- **Given problem**
Gather each line of the records where "Combine" appears.

- **Lines of data**
§
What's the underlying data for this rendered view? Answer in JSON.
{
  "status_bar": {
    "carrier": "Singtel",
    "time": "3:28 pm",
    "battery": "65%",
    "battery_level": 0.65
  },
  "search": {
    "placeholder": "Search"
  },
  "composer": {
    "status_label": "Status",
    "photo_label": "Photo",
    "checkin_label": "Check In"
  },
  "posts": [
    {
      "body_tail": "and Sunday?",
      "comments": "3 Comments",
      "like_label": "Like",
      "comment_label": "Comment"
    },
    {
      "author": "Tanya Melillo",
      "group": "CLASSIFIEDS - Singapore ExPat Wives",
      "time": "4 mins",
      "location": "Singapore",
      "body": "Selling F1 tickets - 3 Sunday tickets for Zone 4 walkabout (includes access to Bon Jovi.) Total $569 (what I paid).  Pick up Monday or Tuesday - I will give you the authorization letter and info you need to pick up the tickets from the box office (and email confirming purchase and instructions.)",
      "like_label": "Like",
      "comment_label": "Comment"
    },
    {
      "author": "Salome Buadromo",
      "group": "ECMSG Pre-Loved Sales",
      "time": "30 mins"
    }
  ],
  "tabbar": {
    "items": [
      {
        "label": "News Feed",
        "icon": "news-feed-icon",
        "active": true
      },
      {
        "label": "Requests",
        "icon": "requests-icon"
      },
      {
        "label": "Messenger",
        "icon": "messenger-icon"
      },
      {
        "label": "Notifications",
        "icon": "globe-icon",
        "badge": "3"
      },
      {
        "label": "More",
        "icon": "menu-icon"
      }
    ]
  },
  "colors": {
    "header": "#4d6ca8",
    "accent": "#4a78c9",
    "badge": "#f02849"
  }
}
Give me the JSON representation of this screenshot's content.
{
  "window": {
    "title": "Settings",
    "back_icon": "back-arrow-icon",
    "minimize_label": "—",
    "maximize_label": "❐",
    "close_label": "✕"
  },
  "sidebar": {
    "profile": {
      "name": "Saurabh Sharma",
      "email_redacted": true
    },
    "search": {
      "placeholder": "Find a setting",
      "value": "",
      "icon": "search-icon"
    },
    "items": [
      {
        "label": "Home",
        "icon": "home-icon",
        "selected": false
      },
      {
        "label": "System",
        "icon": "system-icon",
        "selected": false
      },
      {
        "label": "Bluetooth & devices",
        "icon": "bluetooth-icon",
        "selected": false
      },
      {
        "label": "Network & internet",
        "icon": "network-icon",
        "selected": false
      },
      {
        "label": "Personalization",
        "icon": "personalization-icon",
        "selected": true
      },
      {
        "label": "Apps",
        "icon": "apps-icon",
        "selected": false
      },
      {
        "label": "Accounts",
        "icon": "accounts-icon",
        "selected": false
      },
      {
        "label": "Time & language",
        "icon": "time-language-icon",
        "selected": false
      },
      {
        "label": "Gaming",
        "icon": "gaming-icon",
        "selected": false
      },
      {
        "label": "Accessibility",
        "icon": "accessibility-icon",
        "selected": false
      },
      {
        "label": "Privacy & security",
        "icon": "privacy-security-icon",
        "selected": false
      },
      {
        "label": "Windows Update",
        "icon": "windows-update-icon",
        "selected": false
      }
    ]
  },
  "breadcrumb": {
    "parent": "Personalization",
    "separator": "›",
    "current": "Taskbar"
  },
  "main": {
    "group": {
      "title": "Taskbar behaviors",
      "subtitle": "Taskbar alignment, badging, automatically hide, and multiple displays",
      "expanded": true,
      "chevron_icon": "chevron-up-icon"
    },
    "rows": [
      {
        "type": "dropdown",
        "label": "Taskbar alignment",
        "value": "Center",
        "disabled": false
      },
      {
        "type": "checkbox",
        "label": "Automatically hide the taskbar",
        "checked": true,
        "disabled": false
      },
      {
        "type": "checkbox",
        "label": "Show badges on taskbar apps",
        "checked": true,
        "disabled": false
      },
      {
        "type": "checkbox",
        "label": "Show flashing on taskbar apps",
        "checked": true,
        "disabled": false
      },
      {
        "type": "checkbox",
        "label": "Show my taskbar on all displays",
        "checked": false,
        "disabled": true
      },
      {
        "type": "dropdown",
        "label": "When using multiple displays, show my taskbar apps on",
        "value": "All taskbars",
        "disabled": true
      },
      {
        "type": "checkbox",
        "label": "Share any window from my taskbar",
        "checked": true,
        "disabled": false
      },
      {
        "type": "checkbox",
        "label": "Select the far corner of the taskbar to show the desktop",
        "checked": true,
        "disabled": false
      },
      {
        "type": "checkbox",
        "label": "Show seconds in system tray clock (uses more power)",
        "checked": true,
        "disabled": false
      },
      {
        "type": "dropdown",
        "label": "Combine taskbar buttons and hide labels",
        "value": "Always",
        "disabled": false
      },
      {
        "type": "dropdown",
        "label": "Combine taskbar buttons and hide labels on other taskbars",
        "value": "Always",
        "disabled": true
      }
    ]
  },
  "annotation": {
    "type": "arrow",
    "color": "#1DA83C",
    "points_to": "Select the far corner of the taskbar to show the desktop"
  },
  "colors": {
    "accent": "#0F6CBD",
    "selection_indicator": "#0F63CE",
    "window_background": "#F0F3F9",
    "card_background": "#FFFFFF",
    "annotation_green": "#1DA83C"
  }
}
§
- **Result of the task**
        "label": "Combine taskbar buttons and hide labels",
        "label": "Combine taskbar buttons and hide labels on other taskbars",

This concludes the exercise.